◆ **GIVEN PROBLEM 1**
Transcribe the part of the comment thread starting with "6914940 thank you" and going on through "the end lol.".
◆ **GIVEN PROBLEM 2**
Pick up the reader comment thread about the Sombra and Derpy story where it stops, and extend it with further comments.

Start of EXCERPTED PASSAGE

Holy balls.. I did not expect it to be that good XD
your pretty brave putting this sucker out here though. Ill be most people wont even read it. Too stupid and petty. They will just thumbs down on it. But hey, its an amazing read.
And you know my thoughts already on the author's notes :twilightsmile:

6914807 lol you are right, first few seconds it was out it got a thumbs down, and just got another one.
I just hope people who want to READ the thing before voting will give it a look first.
This is kinda depressing. It's one of my finer works and people utterly refuse to even look at it. Had one editor outright refuse to help because he hated Sombra and he hated Derpy. Immediately jumped to the conclusion that it was some crappy 14 year old ship fic. Bleh... no justice in this world

6914817 well if you need me to shoot a mother fucker in the face let me know :twilightsmile:
Im good for that. lol purger of ignorant fuckers. :coolphoto:

:rainbowlaugh: I hope the next person actually reads it, they might be pleasantly surprised.

6914858 its getting more and more, I might just retract it. If these people are going to trash it without reading it I wont bother. This story is actually important. And you know that as well. Any more of this crap and Im pulling it out

...D'awwwww!!!:rainbowkiss: I loved it!! At first it didn't seem like a story I would read, but...I do not regret it one bit! This story was great!
A few grammar errors were here and there. Mostly can't, don't etc. this kind without the ' but I usually don't bother over grammar unless it is a really good story!
God dammit I may have became a Sombra x Derpy shipper. :3
But a good story! It deseves a like and fav...AND EVERYTHING!:rainbowkiss:

6914940 thank you so much. Its kinda disheartening to put a lot of effort into something and see so many people come around just to trash it. but seeing others happy makes it totally worth while ^w^ thank you so much

6914945 Not a problem! It is a really good story!

6914945 why cant I get that much of a thank you? :raritydespair:

6914952 And you lol thank you. but again you are in the mentions at the end lol.
6914950 It means the world to me to hear that. thank you ^_^

6914958 Again not a problem!:rainbowkiss:

Can someone please explain the controversy to me? Why don't people like it?

6914989 best I can gather, its because its "a crack ship" as the not so nice people in the writers group called it. Its the reason I wanted to put that bit after the actual description on the long description.

End of EXCERPTED PASSAGE
Start of GIVEN DATA

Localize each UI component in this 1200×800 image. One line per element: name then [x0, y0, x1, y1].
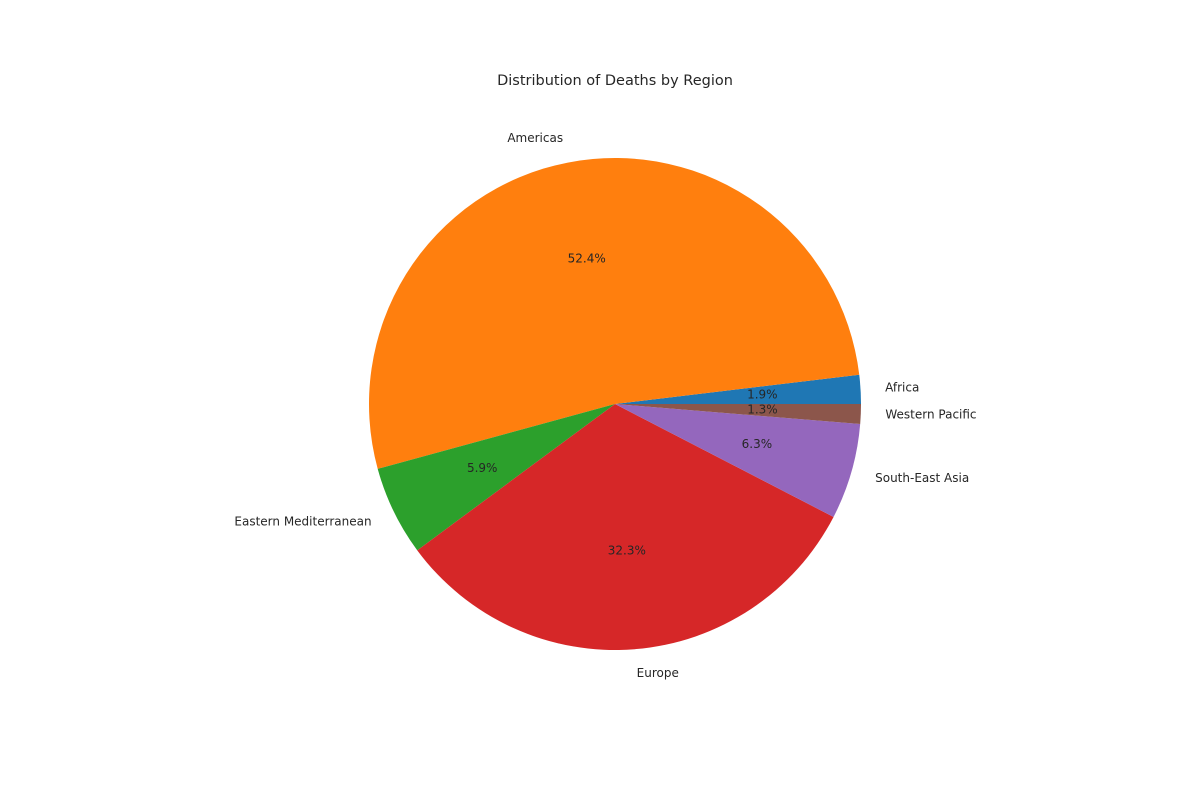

End of GIVEN DATA

◆ **WRITTEN ANSWER 1**
6914940 thank you so much. Its kinda disheartening to put a lot of effort into something and see so many people come around just to trash it. but seeing others happy makes it totally worth while ^w^ thank you so much

6914945 Not a problem! It is a really good story!

6914945 why cant I get that much of a thank you? :raritydespair:

6914952 And you lol thank you. but again you are in the mentions at the end lol.

◆ **WRITTEN ANSWER 2**
To try and alleviate the stress of having those two characters and that romance tag.
To put it plainly, they take one look and instantly downvote. Ive been watching the active views and monitoring when the likes and dislikes occur. Every time someone reads it it goes up by one vote, and whenever it gets a downvote there is no additional entries in the active reader count

Comment posted by Proper Noun deleted Jun 3rd, 2016

6915089 Just browsed over your report here lol and found these bits

--Sombra's impetus to change is inadequately developed. Ponies who've done so much evil don't decide to change in the blink of an eye.

The story is bending on Sombra never being evil in the first place, how did you miss this? it is literally like the main focus of him as a character. Showing the dark evil king as a darkness that spawned from his doubts and fears.

-Sombra's actual change is more or less complete by the time of the first scene break. That's bad. He doesn't struggle against his corrupted nature, he turns from evil overlord to a knight in shining armor who knows how to give a pep talk to a generally good-aligned pony at the drop of a hat. This is exceedingly poor character development.

again I dont think you really read between the lines on this one. The darkness was not really him. Being defeated threw him off at least that is the way I interpreted it. the darkness released him and he was himself until he managed to save himself.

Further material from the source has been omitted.